**What to do**
Quote the lines between the line containing "y-tick-label: 120% (62, 188, 114, 203)" and the line containing "y-tick-label: 60% (73, 345, 114, 361)", inclusive, reproducing them without any change.

**Source material**
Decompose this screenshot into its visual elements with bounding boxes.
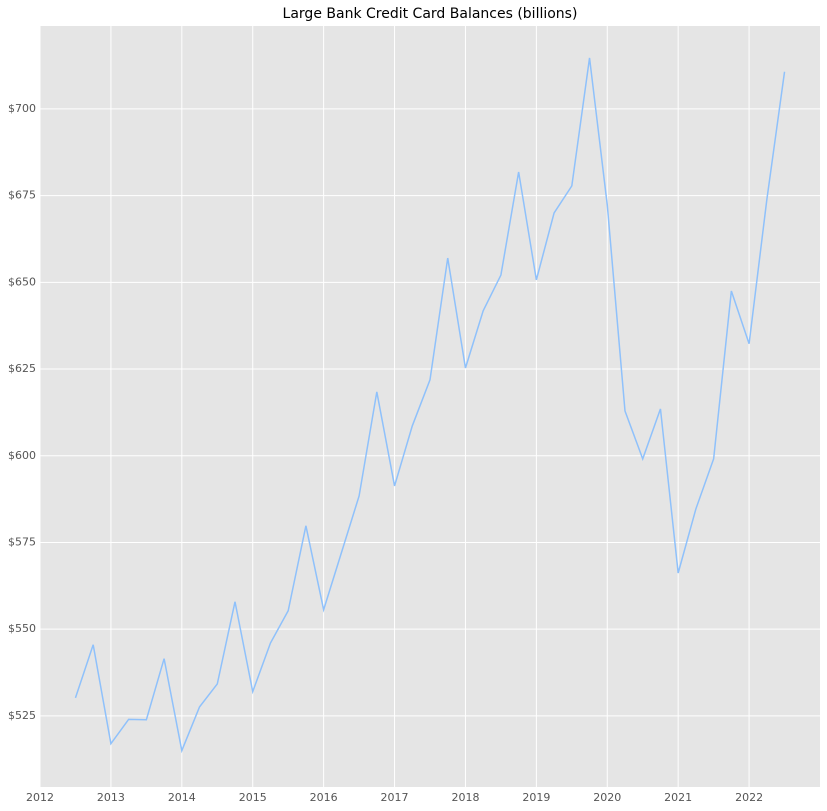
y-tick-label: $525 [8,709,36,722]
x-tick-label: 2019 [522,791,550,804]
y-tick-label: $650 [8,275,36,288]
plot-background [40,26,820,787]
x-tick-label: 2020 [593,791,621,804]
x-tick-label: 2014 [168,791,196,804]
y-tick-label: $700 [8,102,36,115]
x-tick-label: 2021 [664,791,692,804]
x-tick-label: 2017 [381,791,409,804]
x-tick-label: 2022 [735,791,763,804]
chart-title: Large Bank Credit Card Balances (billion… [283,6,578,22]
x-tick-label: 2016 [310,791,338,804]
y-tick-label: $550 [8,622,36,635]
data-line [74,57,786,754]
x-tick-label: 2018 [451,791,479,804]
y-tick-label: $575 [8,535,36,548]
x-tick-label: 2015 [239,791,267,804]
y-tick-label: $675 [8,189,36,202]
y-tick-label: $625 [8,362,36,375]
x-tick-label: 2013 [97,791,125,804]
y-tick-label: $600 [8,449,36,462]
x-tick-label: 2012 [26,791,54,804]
* * *
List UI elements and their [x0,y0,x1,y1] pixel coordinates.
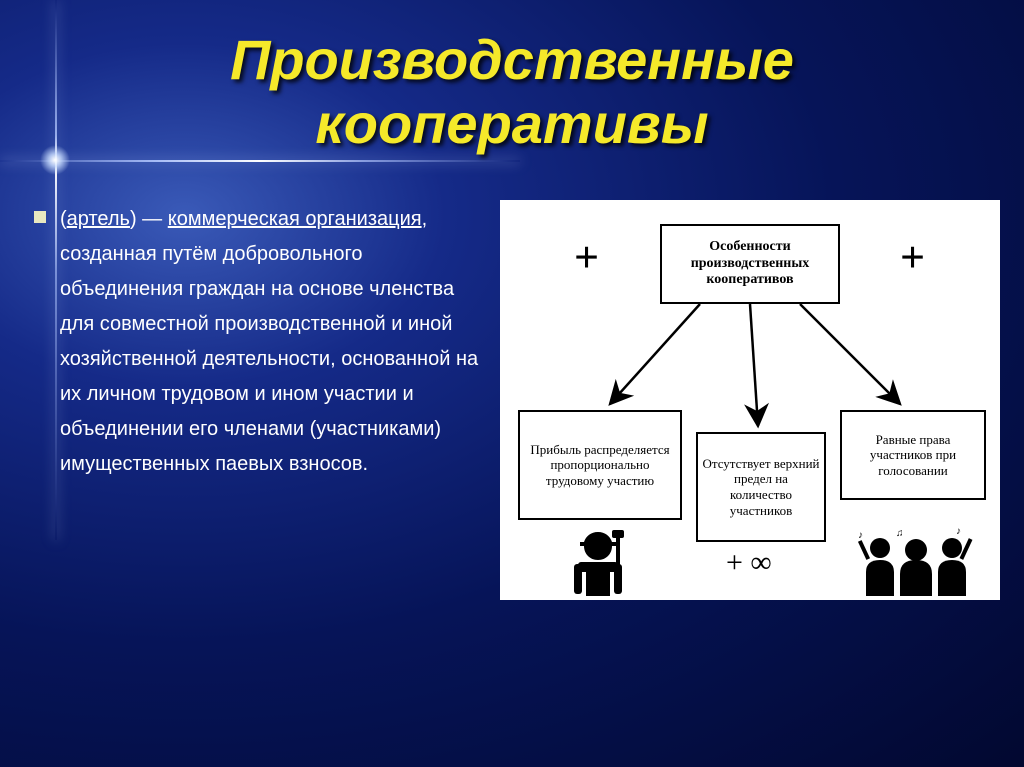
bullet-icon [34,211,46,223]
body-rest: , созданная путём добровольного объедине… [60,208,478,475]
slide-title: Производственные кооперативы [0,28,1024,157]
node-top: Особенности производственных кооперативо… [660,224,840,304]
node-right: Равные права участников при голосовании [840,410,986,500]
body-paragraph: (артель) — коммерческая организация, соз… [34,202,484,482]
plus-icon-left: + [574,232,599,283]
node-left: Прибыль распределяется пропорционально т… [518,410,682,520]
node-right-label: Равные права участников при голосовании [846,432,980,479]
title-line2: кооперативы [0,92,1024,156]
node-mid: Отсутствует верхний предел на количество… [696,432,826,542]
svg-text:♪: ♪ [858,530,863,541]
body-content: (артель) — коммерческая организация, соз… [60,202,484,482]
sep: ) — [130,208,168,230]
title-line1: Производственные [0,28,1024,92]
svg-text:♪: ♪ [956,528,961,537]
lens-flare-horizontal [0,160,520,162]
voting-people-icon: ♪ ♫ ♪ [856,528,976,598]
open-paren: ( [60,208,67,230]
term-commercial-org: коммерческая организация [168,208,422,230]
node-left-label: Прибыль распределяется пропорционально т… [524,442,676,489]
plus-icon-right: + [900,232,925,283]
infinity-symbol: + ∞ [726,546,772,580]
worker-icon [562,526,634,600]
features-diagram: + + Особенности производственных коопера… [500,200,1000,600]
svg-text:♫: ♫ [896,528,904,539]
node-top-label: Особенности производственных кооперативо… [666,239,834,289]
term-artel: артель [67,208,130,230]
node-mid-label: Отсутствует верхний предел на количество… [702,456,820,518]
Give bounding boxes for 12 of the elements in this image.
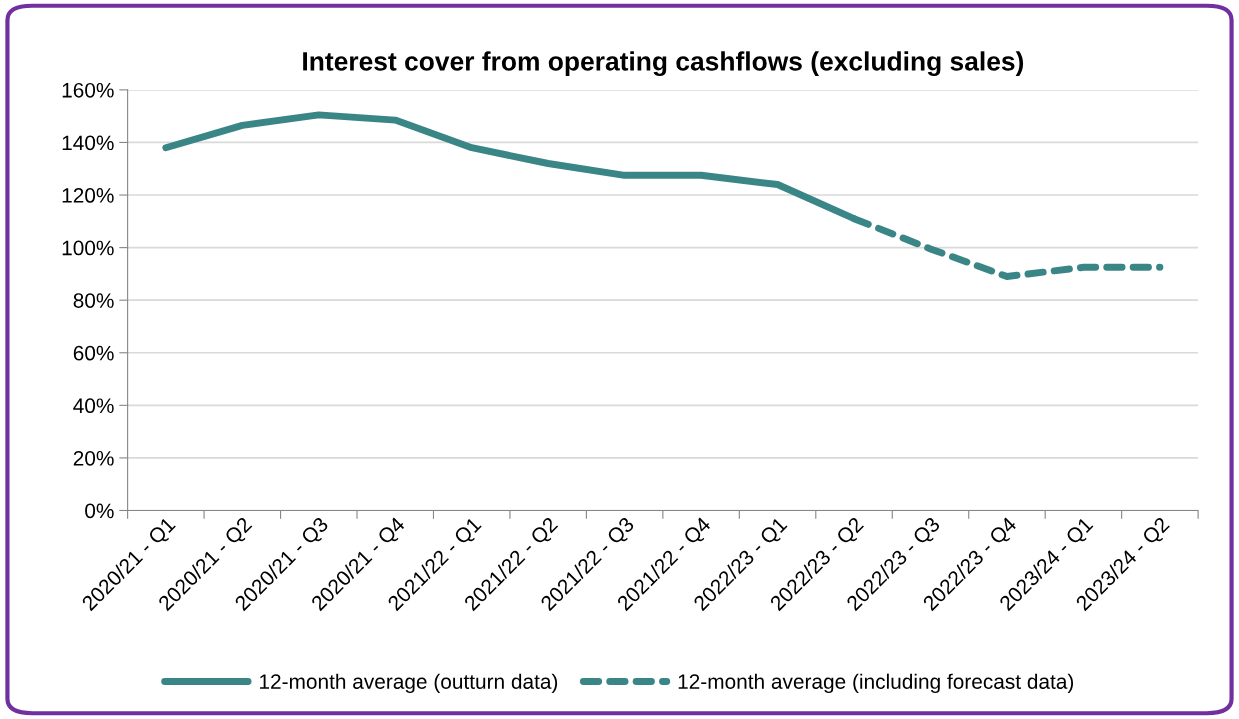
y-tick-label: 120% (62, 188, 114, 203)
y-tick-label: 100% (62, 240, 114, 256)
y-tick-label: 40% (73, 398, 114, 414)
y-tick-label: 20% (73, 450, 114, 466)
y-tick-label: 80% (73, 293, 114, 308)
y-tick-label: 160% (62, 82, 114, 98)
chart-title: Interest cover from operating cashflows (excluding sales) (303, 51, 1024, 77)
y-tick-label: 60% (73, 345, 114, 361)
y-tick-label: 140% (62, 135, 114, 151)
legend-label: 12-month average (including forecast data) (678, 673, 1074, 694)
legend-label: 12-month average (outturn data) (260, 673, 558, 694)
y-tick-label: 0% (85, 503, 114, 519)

**Response to the task**
y-tick-label: 120% (62, 188, 114, 203)
y-tick-label: 100% (62, 240, 114, 256)
y-tick-label: 40% (73, 398, 114, 414)
y-tick-label: 20% (73, 450, 114, 466)
y-tick-label: 80% (73, 293, 114, 308)
y-tick-label: 160% (62, 82, 114, 98)
chart-title: Interest cover from operating cashflows (excluding sales) (303, 51, 1024, 77)
y-tick-label: 60% (73, 345, 114, 361)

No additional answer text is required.